▶ **Task input**
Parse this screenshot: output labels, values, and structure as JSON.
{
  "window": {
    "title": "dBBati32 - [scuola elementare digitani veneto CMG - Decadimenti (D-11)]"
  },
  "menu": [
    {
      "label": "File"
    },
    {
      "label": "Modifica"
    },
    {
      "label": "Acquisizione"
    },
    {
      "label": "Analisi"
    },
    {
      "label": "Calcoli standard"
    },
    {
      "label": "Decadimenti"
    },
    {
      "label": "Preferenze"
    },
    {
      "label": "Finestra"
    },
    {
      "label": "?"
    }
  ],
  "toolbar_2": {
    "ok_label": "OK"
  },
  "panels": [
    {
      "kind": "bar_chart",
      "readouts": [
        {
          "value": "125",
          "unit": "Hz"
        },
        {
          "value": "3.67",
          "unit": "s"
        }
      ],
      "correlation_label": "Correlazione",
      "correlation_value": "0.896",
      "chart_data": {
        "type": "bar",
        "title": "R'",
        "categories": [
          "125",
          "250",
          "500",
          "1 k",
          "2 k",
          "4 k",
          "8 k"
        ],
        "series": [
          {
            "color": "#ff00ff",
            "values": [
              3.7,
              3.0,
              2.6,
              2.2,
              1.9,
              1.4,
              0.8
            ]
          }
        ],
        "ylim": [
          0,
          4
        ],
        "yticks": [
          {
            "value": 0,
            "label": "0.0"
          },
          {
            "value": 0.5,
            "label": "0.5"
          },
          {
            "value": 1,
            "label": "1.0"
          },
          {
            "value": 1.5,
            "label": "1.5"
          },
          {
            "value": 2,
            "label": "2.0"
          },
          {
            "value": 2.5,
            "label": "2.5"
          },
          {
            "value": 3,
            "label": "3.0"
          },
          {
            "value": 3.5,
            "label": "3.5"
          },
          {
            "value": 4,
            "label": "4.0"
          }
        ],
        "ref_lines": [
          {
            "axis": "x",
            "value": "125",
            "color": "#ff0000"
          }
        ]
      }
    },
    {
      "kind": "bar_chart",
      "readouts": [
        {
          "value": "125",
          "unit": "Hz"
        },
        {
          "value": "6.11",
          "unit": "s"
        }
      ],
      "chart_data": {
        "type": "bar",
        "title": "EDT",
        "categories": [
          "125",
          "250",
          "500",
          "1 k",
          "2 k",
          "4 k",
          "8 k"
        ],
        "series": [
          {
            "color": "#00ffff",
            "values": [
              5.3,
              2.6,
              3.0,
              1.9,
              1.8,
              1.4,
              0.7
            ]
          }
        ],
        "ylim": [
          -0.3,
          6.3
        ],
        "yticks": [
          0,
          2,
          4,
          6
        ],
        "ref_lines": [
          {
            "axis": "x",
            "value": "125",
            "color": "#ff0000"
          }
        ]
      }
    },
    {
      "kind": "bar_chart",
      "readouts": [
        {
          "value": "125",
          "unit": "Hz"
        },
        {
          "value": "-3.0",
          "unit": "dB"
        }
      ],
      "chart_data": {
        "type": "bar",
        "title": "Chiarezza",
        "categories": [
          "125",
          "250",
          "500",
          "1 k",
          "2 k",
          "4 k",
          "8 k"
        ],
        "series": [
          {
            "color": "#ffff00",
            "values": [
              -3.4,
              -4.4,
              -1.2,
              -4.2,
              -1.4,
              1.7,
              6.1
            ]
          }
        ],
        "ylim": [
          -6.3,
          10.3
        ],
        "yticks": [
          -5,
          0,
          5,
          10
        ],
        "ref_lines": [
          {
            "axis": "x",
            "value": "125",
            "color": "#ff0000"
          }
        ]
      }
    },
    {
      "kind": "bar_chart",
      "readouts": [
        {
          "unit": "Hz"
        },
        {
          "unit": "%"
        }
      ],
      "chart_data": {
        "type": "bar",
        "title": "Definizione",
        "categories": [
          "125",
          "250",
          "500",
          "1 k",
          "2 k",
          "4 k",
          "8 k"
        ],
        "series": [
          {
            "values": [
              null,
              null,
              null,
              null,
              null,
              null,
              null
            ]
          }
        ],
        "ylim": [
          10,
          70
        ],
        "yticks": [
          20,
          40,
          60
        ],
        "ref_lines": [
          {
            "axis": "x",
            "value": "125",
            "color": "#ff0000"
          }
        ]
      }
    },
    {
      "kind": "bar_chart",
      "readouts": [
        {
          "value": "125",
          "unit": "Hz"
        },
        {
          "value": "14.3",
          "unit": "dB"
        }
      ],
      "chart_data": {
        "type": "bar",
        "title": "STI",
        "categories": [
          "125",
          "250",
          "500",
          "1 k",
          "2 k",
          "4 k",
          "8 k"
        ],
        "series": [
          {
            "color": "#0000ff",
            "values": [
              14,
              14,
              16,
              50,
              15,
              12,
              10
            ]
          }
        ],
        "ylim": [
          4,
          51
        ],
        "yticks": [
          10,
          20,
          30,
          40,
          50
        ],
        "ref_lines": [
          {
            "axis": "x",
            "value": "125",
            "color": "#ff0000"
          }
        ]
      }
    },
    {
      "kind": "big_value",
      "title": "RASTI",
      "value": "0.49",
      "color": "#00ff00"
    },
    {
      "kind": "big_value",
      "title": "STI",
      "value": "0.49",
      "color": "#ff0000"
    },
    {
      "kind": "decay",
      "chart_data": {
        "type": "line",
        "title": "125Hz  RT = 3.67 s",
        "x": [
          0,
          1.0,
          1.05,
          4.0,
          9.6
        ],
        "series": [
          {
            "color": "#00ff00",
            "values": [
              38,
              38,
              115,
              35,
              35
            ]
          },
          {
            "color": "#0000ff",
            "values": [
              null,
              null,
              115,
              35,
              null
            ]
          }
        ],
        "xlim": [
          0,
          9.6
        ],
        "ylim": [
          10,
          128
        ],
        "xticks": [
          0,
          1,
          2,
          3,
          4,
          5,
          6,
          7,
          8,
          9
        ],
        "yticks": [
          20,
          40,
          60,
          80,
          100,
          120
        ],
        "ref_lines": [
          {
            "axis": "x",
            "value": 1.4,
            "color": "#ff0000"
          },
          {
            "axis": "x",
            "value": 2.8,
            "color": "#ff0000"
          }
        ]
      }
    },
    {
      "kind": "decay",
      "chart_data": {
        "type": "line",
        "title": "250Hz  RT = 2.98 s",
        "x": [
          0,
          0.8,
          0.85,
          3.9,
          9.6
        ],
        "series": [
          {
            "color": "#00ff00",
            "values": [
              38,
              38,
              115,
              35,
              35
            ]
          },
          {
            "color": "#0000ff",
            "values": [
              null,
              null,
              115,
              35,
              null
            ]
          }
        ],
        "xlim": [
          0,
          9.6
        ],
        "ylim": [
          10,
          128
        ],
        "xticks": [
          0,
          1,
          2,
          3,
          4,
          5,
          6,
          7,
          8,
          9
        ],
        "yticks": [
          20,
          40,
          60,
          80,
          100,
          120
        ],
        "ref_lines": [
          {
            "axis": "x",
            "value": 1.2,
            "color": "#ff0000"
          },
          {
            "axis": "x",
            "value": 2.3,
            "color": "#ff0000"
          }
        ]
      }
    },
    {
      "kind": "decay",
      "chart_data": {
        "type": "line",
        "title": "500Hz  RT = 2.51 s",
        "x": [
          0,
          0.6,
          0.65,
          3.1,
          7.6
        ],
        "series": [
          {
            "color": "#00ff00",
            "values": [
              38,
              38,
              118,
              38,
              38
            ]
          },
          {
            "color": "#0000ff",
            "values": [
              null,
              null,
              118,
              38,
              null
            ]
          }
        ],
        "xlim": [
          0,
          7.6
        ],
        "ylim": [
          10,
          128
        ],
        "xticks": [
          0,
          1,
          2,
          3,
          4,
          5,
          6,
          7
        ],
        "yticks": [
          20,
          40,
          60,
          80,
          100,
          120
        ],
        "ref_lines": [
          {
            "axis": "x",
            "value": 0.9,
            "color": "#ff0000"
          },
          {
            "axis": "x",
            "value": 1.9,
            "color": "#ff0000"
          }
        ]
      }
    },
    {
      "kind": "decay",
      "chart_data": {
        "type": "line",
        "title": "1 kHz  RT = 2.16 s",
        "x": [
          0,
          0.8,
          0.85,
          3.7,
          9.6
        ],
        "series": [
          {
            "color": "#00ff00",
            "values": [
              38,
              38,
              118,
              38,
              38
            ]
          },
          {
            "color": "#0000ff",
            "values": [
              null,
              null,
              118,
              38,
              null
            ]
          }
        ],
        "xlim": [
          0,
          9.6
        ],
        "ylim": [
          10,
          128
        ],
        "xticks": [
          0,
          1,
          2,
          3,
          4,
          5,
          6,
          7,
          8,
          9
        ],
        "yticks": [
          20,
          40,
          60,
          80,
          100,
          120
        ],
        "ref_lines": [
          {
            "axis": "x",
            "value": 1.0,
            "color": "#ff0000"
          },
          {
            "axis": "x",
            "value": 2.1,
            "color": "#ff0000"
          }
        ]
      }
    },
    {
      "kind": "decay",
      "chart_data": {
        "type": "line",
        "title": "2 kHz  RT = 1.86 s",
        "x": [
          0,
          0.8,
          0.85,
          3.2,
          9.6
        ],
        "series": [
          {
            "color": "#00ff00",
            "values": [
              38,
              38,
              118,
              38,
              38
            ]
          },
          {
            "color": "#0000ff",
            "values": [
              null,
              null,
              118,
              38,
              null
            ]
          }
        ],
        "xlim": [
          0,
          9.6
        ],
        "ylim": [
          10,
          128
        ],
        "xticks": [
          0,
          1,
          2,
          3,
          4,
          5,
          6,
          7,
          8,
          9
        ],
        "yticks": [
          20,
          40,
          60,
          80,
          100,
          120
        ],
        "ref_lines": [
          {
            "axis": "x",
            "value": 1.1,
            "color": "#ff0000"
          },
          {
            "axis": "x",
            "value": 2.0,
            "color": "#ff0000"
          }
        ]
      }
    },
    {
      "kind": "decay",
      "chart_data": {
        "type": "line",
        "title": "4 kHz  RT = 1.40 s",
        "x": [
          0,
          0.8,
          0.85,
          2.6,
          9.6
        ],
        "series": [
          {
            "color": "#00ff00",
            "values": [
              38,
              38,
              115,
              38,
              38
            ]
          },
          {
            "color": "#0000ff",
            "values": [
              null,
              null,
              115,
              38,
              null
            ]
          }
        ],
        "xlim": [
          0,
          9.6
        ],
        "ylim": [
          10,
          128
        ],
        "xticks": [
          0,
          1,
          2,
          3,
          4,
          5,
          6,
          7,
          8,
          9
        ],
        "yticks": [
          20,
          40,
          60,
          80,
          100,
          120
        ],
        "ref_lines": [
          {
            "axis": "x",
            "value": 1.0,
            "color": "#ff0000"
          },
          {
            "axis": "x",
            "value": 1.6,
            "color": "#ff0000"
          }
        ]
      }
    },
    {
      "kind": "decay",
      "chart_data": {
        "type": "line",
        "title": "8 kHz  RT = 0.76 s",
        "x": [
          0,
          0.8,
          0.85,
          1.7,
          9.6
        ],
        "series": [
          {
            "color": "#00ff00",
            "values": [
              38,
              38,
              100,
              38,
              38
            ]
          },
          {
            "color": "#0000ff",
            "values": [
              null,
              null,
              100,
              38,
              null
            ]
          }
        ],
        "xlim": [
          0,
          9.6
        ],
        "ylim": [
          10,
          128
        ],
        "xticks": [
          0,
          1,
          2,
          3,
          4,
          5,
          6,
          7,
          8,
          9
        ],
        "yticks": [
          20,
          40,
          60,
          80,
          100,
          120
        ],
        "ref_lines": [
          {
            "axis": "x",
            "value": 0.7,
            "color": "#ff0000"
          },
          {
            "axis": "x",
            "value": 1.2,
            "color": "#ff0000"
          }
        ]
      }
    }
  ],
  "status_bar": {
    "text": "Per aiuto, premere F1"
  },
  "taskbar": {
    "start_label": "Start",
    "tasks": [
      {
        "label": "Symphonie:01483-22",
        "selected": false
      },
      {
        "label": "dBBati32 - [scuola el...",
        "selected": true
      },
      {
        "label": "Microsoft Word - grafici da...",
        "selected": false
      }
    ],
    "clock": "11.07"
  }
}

▶ **Requirements**
Search the lines for "scuola". Copy each line that has it.

▶ **Solution to the problem**
    "title": "dBBati32 - [scuola elementare digitani veneto CMG - Decadimenti (D-11)]"
        "label": "dBBati32 - [scuola el...",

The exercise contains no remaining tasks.